◆ WHAT THE EXERCISE ASKS ◆
Find and copy lines holding "Contains".

◆ GIVEN ENTRIES ◆

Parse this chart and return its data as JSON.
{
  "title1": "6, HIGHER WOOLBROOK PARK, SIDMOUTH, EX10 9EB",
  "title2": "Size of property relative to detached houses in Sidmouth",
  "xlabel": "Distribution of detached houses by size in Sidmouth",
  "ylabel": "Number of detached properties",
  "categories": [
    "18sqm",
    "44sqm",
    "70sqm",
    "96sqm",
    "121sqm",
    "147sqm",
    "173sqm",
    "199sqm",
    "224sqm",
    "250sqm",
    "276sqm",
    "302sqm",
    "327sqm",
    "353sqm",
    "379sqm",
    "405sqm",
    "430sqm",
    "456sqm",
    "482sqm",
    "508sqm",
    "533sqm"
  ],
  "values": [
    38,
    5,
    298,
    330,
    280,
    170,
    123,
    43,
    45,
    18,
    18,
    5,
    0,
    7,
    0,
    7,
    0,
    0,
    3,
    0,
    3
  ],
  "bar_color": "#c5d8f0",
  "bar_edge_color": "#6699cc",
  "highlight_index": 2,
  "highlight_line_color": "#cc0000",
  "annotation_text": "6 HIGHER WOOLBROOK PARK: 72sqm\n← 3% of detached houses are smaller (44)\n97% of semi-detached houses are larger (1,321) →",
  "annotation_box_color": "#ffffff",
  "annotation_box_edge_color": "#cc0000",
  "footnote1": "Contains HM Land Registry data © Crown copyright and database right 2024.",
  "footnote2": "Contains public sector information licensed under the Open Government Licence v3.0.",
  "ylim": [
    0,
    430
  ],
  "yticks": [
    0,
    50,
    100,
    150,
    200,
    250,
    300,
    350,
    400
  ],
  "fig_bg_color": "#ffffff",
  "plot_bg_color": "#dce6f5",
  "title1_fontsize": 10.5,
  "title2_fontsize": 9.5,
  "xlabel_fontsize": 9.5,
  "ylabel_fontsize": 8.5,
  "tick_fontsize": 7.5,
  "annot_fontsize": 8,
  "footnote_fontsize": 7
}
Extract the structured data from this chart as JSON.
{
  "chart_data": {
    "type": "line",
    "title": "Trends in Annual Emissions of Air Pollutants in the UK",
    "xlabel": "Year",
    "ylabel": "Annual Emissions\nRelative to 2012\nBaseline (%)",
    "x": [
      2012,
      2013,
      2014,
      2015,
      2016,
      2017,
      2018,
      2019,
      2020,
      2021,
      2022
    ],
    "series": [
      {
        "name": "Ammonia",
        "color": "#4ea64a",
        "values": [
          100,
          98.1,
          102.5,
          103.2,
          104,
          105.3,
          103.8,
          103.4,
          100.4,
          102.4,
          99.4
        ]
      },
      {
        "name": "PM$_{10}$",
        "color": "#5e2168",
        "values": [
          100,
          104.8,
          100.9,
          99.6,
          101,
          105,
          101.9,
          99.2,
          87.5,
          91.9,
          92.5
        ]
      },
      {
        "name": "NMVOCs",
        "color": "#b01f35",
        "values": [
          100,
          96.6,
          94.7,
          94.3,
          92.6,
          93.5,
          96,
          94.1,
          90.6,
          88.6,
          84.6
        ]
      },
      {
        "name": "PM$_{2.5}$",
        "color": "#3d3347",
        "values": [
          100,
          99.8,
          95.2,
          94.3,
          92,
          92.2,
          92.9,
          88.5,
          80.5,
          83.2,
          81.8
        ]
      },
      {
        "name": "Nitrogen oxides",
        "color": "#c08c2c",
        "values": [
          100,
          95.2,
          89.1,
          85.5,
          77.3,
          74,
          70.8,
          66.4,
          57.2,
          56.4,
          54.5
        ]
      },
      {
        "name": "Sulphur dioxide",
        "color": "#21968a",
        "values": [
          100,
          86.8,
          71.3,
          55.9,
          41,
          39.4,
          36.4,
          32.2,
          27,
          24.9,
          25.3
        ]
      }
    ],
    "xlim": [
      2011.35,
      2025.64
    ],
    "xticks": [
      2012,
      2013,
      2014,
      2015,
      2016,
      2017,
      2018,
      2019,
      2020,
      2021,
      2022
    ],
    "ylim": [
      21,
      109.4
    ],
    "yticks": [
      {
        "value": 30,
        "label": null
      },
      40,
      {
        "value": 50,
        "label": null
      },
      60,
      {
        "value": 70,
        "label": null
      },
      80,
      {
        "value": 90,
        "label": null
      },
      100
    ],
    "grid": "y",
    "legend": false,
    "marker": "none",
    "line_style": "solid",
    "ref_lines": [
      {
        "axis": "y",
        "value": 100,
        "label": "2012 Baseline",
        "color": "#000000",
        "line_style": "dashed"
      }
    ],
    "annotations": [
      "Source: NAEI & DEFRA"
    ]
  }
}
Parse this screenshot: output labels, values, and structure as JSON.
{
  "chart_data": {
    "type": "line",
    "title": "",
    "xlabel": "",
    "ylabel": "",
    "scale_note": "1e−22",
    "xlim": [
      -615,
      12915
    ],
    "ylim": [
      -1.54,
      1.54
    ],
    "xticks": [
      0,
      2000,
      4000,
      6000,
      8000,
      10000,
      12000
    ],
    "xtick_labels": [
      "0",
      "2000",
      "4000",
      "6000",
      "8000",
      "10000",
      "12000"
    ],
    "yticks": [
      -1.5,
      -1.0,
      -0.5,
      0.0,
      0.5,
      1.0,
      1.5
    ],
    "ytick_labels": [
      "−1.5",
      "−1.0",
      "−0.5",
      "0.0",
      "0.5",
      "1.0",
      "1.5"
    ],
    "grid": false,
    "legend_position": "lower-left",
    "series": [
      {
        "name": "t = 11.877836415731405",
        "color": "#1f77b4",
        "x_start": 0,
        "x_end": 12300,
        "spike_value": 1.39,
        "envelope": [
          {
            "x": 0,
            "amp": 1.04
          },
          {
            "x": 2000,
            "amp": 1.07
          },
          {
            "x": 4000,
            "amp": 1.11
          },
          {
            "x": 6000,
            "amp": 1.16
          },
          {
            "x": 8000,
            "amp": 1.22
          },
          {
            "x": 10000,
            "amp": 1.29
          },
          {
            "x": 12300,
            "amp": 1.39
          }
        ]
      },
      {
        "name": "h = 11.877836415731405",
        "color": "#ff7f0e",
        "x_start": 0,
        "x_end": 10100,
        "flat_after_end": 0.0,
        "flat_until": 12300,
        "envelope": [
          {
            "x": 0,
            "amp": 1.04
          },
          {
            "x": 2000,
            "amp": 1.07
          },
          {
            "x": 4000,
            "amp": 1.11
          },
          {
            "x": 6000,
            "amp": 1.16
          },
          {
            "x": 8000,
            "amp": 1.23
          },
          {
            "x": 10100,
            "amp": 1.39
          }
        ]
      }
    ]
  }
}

◆ ANSWER TO THE TASK ◆
  "footnote1": "Contains HM Land Registry data © Crown copyright and database right 2024.",
  "footnote2": "Contains public sector information licensed under the Open Government Licence v3.0.",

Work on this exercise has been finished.